REQUIRED WORK:
Copy out all of the data below with no alterations.

— start —

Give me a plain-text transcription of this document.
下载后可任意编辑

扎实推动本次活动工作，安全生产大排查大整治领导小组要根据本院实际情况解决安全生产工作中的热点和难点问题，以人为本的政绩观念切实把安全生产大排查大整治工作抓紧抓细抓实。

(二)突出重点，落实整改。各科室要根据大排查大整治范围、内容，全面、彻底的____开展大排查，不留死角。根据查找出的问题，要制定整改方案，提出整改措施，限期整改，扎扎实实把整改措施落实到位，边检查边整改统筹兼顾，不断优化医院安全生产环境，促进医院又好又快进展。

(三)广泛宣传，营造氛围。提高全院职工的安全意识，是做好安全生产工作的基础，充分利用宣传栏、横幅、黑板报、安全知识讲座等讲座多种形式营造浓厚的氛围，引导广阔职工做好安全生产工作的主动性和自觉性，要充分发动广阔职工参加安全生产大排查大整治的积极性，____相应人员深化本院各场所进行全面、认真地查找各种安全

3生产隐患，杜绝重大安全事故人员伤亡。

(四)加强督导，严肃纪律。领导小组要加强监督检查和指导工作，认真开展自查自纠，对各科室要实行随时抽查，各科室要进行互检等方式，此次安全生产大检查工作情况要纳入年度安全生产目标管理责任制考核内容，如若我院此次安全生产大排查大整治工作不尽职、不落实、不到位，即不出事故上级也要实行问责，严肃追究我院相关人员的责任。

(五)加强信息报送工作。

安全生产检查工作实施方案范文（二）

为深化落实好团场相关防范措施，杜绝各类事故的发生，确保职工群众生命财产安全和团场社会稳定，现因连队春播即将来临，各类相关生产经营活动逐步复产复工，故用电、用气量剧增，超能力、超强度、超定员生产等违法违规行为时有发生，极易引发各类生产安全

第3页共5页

— end —

EXPECTED ANSWER:
Give me a plain-text transcription of this document.
下载后可任意编辑

扎实推动本次活动工作，安全生产大排查大整治领导小组要根据本院实际情况解决安全生产工作中的热点和难点问题，以人为本的政绩观念切实把安全生产大排查大整治工作抓紧抓细抓实。

(二)突出重点，落实整改。各科室要根据大排查大整治范围、内容，全面、彻底的____开展大排查，不留死角。根据查找出的问题，要制定整改方案，提出整改措施，限期整改，扎扎实实把整改措施落实到位，边检查边整改统筹兼顾，不断优化医院安全生产环境，促进医院又好又快进展。

(三)广泛宣传，营造氛围。提高全院职工的安全意识，是做好安全生产工作的基础，充分利用宣传栏、横幅、黑板报、安全知识讲座等讲座多种形式营造浓厚的氛围，引导广阔职工做好安全生产工作的主动性和自觉性，要充分发动广阔职工参加安全生产大排查大整治的积极性，____相应人员深化本院各场所进行全面、认真地查找各种安全

3生产隐患，杜绝重大安全事故人员伤亡。

(四)加强督导，严肃纪律。领导小组要加强监督检查和指导工作，认真开展自查自纠，对各科室要实行随时抽查，各科室要进行互检等方式，此次安全生产大检查工作情况要纳入年度安全生产目标管理责任制考核内容，如若我院此次安全生产大排查大整治工作不尽职、不落实、不到位，即不出事故上级也要实行问责，严肃追究我院相关人员的责任。

(五)加强信息报送工作。

安全生产检查工作实施方案范文（二）

为深化落实好团场相关防范措施，杜绝各类事故的发生，确保职工群众生命财产安全和团场社会稳定，现因连队春播即将来临，各类相关生产经营活动逐步复产复工，故用电、用气量剧增，超能力、超强度、超定员生产等违法违规行为时有发生，极易引发各类生产安全

第3页共5页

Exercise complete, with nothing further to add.